:: Text to read ::
Ramazan profiteering: Prices of fruits, groceries rise as no one follows fixed rates

Shopkeepers blame wholesale markets for prices higher than govt rates

Shopkeepers blame wholesale markets for prices higher than govt rates. PHOTO: MOHAMMAD AZEEM/EXPRESS

KARACHI: Instead of slashing prices, this Ramazan too sees a hike in prices of essential commodities as the government fails to implement its fixed prices.

The newly appointed commissioner, Ejaz Ahmed Khan, had told officials to conduct raids at different stores and make sure they are following the official price list. But the prices on the first day of Ramazan were much higher than the government's rates.

Dissatisfied: Locals irked by surging food prices ahead of Ramazan

Shoppers who made their way to grocery stores on Tuesday, hoping to avail the discounted prices, were disappointed. Rehan Ali, who was shopping at Metro Cash and Carry store in Gulshan-e-Iqbal, grabbed a handful of Kabuli chana from a huge container but immediately threw it back once he saw the price. "Nowhere in the city can you find affordable commodities," he complained. The chanas at retail stores are bring sold at Rs220 per kilogramme (kg) for high quality and Rs195 per kg for low quality even though the government has fixed their prices at Rs110 and Rs98 per kg, respectively.

:: Set exercise 1 ::
Print the stretch of the article on Ramazan prices from "Ramazan profiteering: Prices" through "the government's rates.".
:: Set exercise 2 ::
Shorten the paragraph of the article on Ramazan prices that begins "Shoppers who made their way" while keeping its main facts.
:: Set exercise 3 ::
Answer these from the article on Ramazan prices:
(a) Who is the newly appointed commissioner?
(b) What do shopkeepers blame for prices higher than government rates?
(c) At what price per kilogram has the government fixed high-quality Kabuli chana?
The listing that comes next is from a separate source and is unrelated to the article on Ramazan prices.

:: Extracted material ::
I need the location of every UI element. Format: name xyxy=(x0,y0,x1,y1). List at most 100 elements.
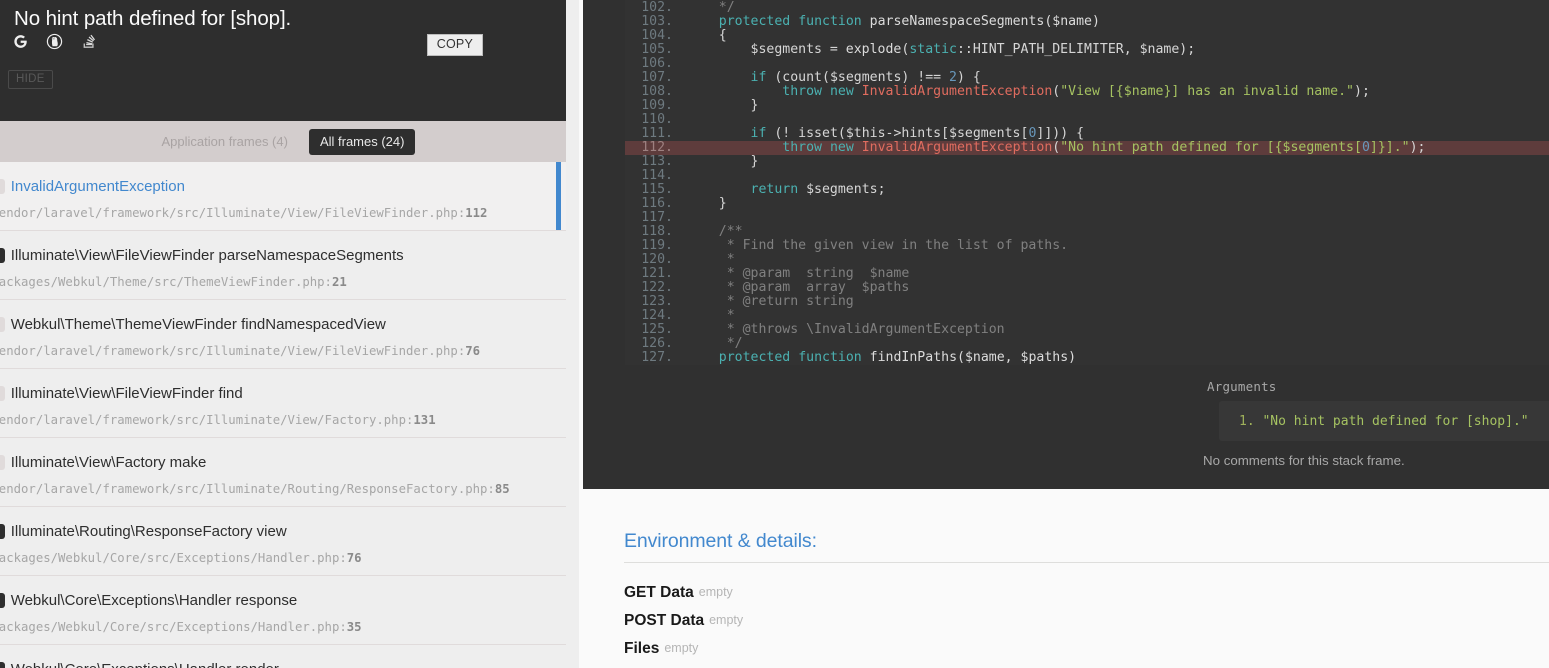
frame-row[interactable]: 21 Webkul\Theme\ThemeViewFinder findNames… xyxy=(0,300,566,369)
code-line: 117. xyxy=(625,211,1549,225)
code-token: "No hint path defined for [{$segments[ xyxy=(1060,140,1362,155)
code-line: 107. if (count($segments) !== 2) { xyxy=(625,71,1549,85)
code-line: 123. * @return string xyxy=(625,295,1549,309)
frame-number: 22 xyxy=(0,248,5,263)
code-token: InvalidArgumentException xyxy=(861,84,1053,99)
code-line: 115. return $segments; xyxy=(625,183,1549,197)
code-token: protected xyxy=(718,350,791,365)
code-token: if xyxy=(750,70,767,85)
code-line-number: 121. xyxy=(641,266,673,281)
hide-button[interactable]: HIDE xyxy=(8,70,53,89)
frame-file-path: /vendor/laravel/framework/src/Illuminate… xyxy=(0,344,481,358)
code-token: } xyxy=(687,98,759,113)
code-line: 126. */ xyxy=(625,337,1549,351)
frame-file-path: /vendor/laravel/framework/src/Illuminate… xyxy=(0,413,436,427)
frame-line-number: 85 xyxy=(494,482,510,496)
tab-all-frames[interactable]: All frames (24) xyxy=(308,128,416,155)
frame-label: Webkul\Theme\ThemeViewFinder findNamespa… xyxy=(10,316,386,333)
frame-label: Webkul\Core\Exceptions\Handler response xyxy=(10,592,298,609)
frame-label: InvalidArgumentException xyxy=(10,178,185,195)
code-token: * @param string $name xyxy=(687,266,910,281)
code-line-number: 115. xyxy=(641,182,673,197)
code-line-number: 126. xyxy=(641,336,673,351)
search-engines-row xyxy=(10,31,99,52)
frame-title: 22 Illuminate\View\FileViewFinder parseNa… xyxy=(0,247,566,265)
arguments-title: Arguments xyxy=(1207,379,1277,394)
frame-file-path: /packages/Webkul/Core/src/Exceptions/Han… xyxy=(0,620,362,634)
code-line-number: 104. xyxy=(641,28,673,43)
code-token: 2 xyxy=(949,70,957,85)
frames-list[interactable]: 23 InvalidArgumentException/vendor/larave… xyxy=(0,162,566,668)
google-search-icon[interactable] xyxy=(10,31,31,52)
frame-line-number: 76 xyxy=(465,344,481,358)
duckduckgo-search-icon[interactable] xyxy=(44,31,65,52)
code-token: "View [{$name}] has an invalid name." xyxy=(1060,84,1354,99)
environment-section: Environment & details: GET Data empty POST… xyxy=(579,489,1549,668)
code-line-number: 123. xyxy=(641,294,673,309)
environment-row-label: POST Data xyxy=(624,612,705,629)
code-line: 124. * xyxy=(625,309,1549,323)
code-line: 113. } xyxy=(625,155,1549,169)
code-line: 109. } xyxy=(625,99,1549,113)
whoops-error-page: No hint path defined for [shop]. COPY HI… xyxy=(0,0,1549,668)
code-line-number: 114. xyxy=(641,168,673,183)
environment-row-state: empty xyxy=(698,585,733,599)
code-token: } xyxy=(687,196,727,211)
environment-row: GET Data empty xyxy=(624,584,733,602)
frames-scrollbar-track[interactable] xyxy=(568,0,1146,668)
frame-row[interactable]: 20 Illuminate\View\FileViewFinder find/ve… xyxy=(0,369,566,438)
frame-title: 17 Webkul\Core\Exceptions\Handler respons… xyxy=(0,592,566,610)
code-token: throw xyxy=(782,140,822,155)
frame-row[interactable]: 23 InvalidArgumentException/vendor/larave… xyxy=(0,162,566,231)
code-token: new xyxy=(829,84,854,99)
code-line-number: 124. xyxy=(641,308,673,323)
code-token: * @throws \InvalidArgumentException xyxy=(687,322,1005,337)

:: Written response 1 ::
Ramazan profiteering: Prices of fruits, groceries rise as no one follows fixed rates

Shopkeepers blame wholesale markets for prices higher than govt rates

Shopkeepers blame wholesale markets for prices higher than govt rates. PHOTO: MOHAMMAD AZEEM/EXPRESS

KARACHI: Instead of slashing prices, this Ramazan too sees a hike in prices of essential commodities as the government fails to implement its fixed prices.

The newly appointed commissioner, Ejaz Ahmed Khan, had told officials to conduct raids at different stores and make sure they are following the official price list. But the prices on the first day of Ramazan were much higher than the government's rates.

:: Written response 2 ::
Shoppers who went to grocery stores on Tuesday expecting discounted prices were disappointed. At Metro Cash and Carry in Gulshan-e-Iqbal, Rehan Ali threw back a handful of Kabuli chana after seeing its price and complained that affordable commodities could not be found anywhere in the city. Retail stores sell chana at Rs220 per kg for high quality and Rs195 per kg for low quality, though the government rates are Rs110 and Rs98 per kg.

:: Written response 3 ::
(a) Ejaz Ahmed Khan
(b) Wholesale markets
(c) Rs110 per kg